THE TASK: Write out each line exactly as it stands, please.

═══ DATA ENTRIES ═══

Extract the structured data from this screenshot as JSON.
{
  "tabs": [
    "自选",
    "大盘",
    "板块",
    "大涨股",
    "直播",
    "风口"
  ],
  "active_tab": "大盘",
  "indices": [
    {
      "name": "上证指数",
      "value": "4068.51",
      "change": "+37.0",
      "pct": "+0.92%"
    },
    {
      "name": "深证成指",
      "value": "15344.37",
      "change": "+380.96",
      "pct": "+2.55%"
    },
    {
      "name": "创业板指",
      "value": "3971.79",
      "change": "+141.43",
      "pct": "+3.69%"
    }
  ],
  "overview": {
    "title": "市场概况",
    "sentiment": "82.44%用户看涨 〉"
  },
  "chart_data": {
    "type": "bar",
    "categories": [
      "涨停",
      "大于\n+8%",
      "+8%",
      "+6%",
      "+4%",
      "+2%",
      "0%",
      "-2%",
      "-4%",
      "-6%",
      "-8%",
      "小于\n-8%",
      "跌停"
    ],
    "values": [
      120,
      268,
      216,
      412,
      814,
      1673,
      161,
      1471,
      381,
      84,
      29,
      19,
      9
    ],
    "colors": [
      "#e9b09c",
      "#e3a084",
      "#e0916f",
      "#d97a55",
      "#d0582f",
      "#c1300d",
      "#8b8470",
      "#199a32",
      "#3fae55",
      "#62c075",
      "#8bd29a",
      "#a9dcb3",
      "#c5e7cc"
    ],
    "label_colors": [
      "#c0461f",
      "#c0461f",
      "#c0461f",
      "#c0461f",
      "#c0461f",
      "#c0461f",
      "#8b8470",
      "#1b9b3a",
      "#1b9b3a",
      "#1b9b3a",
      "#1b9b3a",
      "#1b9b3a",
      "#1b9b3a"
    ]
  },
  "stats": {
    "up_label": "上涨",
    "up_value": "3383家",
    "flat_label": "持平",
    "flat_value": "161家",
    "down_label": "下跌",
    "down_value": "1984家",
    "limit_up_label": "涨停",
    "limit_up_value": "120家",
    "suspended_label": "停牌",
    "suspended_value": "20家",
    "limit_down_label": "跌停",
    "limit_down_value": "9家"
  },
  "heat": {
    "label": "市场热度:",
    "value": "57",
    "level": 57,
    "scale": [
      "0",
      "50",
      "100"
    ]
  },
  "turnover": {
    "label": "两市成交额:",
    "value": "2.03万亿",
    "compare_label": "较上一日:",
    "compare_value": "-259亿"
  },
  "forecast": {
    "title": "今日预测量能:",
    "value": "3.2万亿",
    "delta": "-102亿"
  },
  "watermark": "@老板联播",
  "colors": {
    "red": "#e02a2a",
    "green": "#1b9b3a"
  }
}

═══

WORKED ANSWER:
Extract the structured data from this screenshot as JSON.
{
  "tabs": [
    "自选",
    "大盘",
    "板块",
    "大涨股",
    "直播",
    "风口"
  ],
  "active_tab": "大盘",
  "indices": [
    {
      "name": "上证指数",
      "value": "4068.51",
      "change": "+37.0",
      "pct": "+0.92%"
    },
    {
      "name": "深证成指",
      "value": "15344.37",
      "change": "+380.96",
      "pct": "+2.55%"
    },
    {
      "name": "创业板指",
      "value": "3971.79",
      "change": "+141.43",
      "pct": "+3.69%"
    }
  ],
  "overview": {
    "title": "市场概况",
    "sentiment": "82.44%用户看涨 〉"
  },
  "chart_data": {
    "type": "bar",
    "categories": [
      "涨停",
      "大于\n+8%",
      "+8%",
      "+6%",
      "+4%",
      "+2%",
      "0%",
      "-2%",
      "-4%",
      "-6%",
      "-8%",
      "小于\n-8%",
      "跌停"
    ],
    "values": [
      120,
      268,
      216,
      412,
      814,
      1673,
      161,
      1471,
      381,
      84,
      29,
      19,
      9
    ],
    "colors": [
      "#e9b09c",
      "#e3a084",
      "#e0916f",
      "#d97a55",
      "#d0582f",
      "#c1300d",
      "#8b8470",
      "#199a32",
      "#3fae55",
      "#62c075",
      "#8bd29a",
      "#a9dcb3",
      "#c5e7cc"
    ],
    "label_colors": [
      "#c0461f",
      "#c0461f",
      "#c0461f",
      "#c0461f",
      "#c0461f",
      "#c0461f",
      "#8b8470",
      "#1b9b3a",
      "#1b9b3a",
      "#1b9b3a",
      "#1b9b3a",
      "#1b9b3a",
      "#1b9b3a"
    ]
  },
  "stats": {
    "up_label": "上涨",
    "up_value": "3383家",
    "flat_label": "持平",
    "flat_value": "161家",
    "down_label": "下跌",
    "down_value": "1984家",
    "limit_up_label": "涨停",
    "limit_up_value": "120家",
    "suspended_label": "停牌",
    "suspended_value": "20家",
    "limit_down_label": "跌停",
    "limit_down_value": "9家"
  },
  "heat": {
    "label": "市场热度:",
    "value": "57",
    "level": 57,
    "scale": [
      "0",
      "50",
      "100"
    ]
  },
  "turnover": {
    "label": "两市成交额:",
    "value": "2.03万亿",
    "compare_label": "较上一日:",
    "compare_value": "-259亿"
  },
  "forecast": {
    "title": "今日预测量能:",
    "value": "3.2万亿",
    "delta": "-102亿"
  },
  "watermark": "@老板联播",
  "colors": {
    "red": "#e02a2a",
    "green": "#1b9b3a"
  }
}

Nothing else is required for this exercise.